__Problems and tasks__.
• a. In the passage on ADHD treatment in Sweden, when did lisdexamfetamine become approved for treating ADHD in adults?
• b. Transcribe the stretch of the passage on ADHD treatment in Sweden from "In Nordic countries" through "in the future.".
• c. Pick up the passage on ADHD treatment in Sweden after its final sentence and continue writing it.

__Text segment__.

-------

During the period of the current study (2006–2011), no registered pharmaceuticals were approved for treatment of ADHD in adults. Since then, osmotic release oral system methylphenidate (OROS-MPH) has been approved for continued treatment in adulthood in 2011, atomoxetine (ATX) for adults in 2013, and methylphenidate extended release in 2014 for adults newly diagnosed with ADHD. In Sweden, psychiatry specialists and trained pediatric neurologists can initiate pharmacologic treatment with MPH in patients with ADHD, while the authority to prescribe ATX is not restricted to psychiatry specialists.¹⁷ During the period studied, amphetamines (amphetamine and dexamphetamine) were recommended in Sweden as the last treatment option and were only available on a named-patient basis.¹⁷ Since December 2013, the long-acting prodrug lisdexamfetamine (LDX) has been available in Sweden: it was initially approved for treatment of ADHD in children and adolescents (6–17 years) when response to previous MPH treatment was considered clinically inadequate.²⁶ Since March 2015, LDX has also been approved for the treatment of ADHD in adults.²⁶

In Nordic countries including Sweden, awareness of ADHD appears to be increasing, with higher reported rates of diagnosis and treatment in recent years,^3,22,25,27 and an increase in ADHD prescriptions over time, for both sexes and irrespective of age.^3,28 Despite such increases, adults with ADHD may still be undertreated, and rates of treatment discontinuation in adolescents and young adults are higher than expected considering the persistence of the disorder in later life.²⁸ A comprehensive overview of the prevalence and treatment of ADHD in adults in Sweden is needed to inform clinicians and aid resource planning for patient management in the future.

-------

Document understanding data
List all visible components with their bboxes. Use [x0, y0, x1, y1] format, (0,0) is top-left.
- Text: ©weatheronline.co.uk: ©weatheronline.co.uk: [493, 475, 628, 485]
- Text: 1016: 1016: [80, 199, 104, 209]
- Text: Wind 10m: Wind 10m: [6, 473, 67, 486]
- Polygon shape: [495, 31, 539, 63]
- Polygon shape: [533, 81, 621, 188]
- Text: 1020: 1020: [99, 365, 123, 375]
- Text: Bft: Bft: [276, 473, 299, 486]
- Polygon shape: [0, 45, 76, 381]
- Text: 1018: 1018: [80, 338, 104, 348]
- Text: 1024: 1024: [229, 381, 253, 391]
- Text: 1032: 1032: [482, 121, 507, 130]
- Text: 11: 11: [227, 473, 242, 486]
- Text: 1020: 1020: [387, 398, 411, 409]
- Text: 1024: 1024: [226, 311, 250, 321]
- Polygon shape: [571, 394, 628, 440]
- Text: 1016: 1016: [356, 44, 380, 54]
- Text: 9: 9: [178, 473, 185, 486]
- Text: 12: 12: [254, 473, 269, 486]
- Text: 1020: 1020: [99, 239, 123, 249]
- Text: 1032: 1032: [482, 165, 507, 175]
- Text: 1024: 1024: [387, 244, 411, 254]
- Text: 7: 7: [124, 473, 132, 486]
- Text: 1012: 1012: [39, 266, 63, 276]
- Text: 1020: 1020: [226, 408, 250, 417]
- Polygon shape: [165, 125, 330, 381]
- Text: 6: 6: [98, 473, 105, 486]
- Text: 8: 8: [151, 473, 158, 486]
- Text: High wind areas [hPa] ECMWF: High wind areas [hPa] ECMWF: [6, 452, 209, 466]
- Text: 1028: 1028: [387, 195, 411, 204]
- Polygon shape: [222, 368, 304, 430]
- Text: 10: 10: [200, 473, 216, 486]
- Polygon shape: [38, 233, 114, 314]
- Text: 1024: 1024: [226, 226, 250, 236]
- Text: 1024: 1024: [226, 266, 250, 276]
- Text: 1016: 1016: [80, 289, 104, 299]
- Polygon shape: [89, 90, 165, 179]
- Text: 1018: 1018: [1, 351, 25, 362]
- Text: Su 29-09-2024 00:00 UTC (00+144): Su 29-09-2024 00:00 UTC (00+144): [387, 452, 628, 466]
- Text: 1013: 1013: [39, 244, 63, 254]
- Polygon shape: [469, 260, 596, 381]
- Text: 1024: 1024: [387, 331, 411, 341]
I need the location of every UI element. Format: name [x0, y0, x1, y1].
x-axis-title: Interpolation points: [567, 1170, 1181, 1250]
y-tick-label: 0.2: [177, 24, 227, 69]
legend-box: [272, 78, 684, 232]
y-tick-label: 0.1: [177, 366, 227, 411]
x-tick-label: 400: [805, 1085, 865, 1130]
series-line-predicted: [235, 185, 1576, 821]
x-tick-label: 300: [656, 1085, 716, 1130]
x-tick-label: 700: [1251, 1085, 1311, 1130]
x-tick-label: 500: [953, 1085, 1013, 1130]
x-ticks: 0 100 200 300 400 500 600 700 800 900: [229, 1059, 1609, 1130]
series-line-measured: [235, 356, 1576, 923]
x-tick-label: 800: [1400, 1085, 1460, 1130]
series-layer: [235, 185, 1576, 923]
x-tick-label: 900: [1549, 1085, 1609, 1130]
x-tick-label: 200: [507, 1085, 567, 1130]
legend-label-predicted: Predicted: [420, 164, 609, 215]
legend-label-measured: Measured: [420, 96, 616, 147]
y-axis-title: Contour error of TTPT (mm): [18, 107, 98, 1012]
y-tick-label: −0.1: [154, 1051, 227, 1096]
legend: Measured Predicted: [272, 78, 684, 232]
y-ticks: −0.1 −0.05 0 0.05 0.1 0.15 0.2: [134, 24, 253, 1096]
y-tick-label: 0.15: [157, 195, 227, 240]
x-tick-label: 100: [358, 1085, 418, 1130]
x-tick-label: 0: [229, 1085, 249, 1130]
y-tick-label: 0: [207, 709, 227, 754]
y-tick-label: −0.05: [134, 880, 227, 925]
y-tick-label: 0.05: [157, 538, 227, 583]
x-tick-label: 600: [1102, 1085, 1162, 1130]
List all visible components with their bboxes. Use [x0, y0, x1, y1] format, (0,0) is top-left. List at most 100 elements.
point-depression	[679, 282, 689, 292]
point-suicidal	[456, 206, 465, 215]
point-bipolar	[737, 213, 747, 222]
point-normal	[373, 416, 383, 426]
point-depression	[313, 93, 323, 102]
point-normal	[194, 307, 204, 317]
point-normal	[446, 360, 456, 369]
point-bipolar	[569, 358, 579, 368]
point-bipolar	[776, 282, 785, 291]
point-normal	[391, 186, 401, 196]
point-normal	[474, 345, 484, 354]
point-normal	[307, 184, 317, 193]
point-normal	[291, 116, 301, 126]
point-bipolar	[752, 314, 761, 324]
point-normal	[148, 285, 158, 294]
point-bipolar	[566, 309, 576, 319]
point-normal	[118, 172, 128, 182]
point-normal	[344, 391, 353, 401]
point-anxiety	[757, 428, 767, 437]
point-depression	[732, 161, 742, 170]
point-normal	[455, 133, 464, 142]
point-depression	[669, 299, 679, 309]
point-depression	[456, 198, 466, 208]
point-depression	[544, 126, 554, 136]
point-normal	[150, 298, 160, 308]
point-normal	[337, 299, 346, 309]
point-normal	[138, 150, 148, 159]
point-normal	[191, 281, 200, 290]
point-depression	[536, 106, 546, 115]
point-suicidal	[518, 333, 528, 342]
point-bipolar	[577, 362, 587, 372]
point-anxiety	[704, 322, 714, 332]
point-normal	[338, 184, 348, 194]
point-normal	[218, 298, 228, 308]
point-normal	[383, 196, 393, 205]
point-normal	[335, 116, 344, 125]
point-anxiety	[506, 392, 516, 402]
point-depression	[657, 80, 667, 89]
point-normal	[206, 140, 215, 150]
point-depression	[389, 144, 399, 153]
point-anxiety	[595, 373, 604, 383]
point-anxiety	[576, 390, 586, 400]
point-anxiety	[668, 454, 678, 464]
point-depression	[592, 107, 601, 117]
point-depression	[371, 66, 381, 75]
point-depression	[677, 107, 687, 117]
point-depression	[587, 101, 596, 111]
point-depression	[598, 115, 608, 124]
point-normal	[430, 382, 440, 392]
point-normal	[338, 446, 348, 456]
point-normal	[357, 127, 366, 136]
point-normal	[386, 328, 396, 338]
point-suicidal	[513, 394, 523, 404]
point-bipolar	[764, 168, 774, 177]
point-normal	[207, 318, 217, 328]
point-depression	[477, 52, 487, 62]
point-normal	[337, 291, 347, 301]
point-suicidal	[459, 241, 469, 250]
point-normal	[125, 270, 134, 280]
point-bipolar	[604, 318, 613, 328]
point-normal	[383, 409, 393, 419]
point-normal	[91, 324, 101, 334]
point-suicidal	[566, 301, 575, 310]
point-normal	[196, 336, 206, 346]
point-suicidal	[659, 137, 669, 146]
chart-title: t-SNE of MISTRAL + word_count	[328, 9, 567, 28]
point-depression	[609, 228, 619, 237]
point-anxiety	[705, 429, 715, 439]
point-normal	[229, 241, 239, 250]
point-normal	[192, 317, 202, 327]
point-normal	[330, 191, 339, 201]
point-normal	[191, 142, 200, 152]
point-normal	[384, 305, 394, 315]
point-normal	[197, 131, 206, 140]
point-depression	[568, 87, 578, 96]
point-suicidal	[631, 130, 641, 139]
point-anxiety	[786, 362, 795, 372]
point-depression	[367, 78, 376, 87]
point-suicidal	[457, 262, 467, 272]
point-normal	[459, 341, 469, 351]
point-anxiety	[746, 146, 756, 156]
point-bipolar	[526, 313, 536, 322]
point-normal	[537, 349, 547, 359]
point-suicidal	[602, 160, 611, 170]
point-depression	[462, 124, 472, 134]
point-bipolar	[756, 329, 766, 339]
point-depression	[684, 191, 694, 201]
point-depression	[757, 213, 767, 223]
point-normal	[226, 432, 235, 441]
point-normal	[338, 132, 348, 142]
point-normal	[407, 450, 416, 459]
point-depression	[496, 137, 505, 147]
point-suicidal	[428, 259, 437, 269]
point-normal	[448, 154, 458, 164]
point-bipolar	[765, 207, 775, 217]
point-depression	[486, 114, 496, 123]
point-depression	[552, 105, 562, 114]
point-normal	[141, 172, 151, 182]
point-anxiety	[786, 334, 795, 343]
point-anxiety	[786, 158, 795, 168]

-------

__Responses__.
• a. In March 2015.

• b.
In Nordic countries including Sweden, awareness of ADHD appears to be increasing, with higher reported rates of diagnosis and treatment in recent years,^3,22,25,27 and an increase in ADHD prescriptions over time, for both sexes and irrespective of age.^3,28 Despite such increases, adults with ADHD may still be undertreated, and rates of treatment discontinuation in adolescents and young adults are higher than expected considering the persistence of the disorder in later life.²⁸ A comprehensive overview of the prevalence and treatment of ADHD in adults in Sweden is needed to inform clinicians and aid resource planning for patient management in the future.

• c.
The objectives of this study were to explore over time the overall prevalence of diagnosed ADHD between 2006 and 2011, and the incidence of newly registered ADHD diagnoses between 2007 and 2011 in Swedish adults, and to assess comorbidities and pharmacologic treatment use in this population.

Methods

This was a retrospective, longitudinal, observational, register study in Sweden of all adults with a registered diagnosis of ADHD between 2006 and 2011, and adults newly diagnosed with ADHD between 2007 and 2011. Data were derived through the linkage of two national population-based registers (using unique personal identification numbers): the National Patient Register (NPR) and the Prescribed Drug Register (PDR), both held by the National Board of Health and Welfare (Stockholm, Sweden).²⁹ The NPR has nationwide coverage of about 75% for psychiatric outpatient care since 2001 and includes information on patient characteristics such as age and sex, date of the visit, primary discharge diagnosis, and up to 7 secondary diagnoses assigned by the treating medical doctor in accordance with ICD-10.¹³ The PDR provides information on all prescribed medications since 2005, with identity data for more than 99.7% of patients.³⁰ Data were unidentified when analyzed, and the study was approved by the Regional Ethical Review Board (protocol reference number: 2012/1315-31/3) in Stockholm. As this was a retrospective register study, informed consent by participants was not sought and the Regional Ethical Review Board deemed this ethically acceptable.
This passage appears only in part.